Records

★ ★ ★ ★ ★ ★ ★

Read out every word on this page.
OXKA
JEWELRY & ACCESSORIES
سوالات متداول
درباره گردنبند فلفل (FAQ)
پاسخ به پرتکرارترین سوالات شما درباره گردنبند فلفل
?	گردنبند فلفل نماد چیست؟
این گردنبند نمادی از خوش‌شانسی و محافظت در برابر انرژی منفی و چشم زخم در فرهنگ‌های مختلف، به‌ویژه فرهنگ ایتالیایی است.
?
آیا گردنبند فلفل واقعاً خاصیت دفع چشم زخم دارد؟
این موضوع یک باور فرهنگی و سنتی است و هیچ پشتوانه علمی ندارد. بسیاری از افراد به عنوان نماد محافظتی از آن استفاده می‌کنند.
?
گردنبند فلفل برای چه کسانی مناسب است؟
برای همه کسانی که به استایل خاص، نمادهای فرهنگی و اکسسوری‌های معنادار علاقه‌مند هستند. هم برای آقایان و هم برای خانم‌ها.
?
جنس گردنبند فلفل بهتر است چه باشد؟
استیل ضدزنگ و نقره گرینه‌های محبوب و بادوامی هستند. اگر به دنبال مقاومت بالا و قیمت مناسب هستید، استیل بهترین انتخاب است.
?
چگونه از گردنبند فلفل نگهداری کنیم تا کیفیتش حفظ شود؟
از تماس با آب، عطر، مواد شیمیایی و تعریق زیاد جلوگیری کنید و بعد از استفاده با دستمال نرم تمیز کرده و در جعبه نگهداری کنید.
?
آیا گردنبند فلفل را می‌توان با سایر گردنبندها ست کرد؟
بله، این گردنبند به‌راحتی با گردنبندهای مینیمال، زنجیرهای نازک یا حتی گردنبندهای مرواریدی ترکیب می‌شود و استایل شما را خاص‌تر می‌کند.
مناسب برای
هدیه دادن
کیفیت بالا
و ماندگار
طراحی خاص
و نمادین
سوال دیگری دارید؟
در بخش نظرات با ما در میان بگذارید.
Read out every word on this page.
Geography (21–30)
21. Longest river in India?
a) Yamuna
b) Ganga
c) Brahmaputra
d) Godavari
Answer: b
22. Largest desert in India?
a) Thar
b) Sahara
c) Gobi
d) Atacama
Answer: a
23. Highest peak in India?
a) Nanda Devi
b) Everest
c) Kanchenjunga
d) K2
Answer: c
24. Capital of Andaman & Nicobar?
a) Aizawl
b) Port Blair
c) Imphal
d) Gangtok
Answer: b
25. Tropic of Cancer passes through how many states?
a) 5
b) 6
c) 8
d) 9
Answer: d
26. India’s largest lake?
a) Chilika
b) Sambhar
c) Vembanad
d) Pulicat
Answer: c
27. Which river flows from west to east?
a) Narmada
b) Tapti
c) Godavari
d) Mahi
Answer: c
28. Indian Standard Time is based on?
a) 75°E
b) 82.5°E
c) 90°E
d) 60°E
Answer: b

★ ★ ★ ★ ★ ★ ★

STATED GOAL:
Your task is to give the records above again, exactly.

EXERCISE OUTPUT:
Read out every word on this page.
OXKA
JEWELRY & ACCESSORIES
سوالات متداول
درباره گردنبند فلفل (FAQ)
پاسخ به پرتکرارترین سوالات شما درباره گردنبند فلفل
?	گردنبند فلفل نماد چیست؟
این گردنبند نمادی از خوش‌شانسی و محافظت در برابر انرژی منفی و چشم زخم در فرهنگ‌های مختلف، به‌ویژه فرهنگ ایتالیایی است.
?
آیا گردنبند فلفل واقعاً خاصیت دفع چشم زخم دارد؟
این موضوع یک باور فرهنگی و سنتی است و هیچ پشتوانه علمی ندارد. بسیاری از افراد به عنوان نماد محافظتی از آن استفاده می‌کنند.
?
گردنبند فلفل برای چه کسانی مناسب است؟
برای همه کسانی که به استایل خاص، نمادهای فرهنگی و اکسسوری‌های معنادار علاقه‌مند هستند. هم برای آقایان و هم برای خانم‌ها.
?
جنس گردنبند فلفل بهتر است چه باشد؟
استیل ضدزنگ و نقره گرینه‌های محبوب و بادوامی هستند. اگر به دنبال مقاومت بالا و قیمت مناسب هستید، استیل بهترین انتخاب است.
?
چگونه از گردنبند فلفل نگهداری کنیم تا کیفیتش حفظ شود؟
از تماس با آب، عطر، مواد شیمیایی و تعریق زیاد جلوگیری کنید و بعد از استفاده با دستمال نرم تمیز کرده و در جعبه نگهداری کنید.
?
آیا گردنبند فلفل را می‌توان با سایر گردنبندها ست کرد؟
بله، این گردنبند به‌راحتی با گردنبندهای مینیمال، زنجیرهای نازک یا حتی گردنبندهای مرواریدی ترکیب می‌شود و استایل شما را خاص‌تر می‌کند.
مناسب برای
هدیه دادن
کیفیت بالا
و ماندگار
طراحی خاص
و نمادین
سوال دیگری دارید؟
در بخش نظرات با ما در میان بگذارید.
Read out every word on this page.
Geography (21–30)
21. Longest river in India?
a) Yamuna
b) Ganga
c) Brahmaputra
d) Godavari
Answer: b
22. Largest desert in India?
a) Thar
b) Sahara
c) Gobi
d) Atacama
Answer: a
23. Highest peak in India?
a) Nanda Devi
b) Everest
c) Kanchenjunga
d) K2
Answer: c
24. Capital of Andaman & Nicobar?
a) Aizawl
b) Port Blair
c) Imphal
d) Gangtok
Answer: b
25. Tropic of Cancer passes through how many states?
a) 5
b) 6
c) 8
d) 9
Answer: d
26. India’s largest lake?
a) Chilika
b) Sambhar
c) Vembanad
d) Pulicat
Answer: c
27. Which river flows from west to east?
a) Narmada
b) Tapti
c) Godavari
d) Mahi
Answer: c
28. Indian Standard Time is based on?
a) 75°E
b) 82.5°E
c) 90°E
d) 60°E
Answer: b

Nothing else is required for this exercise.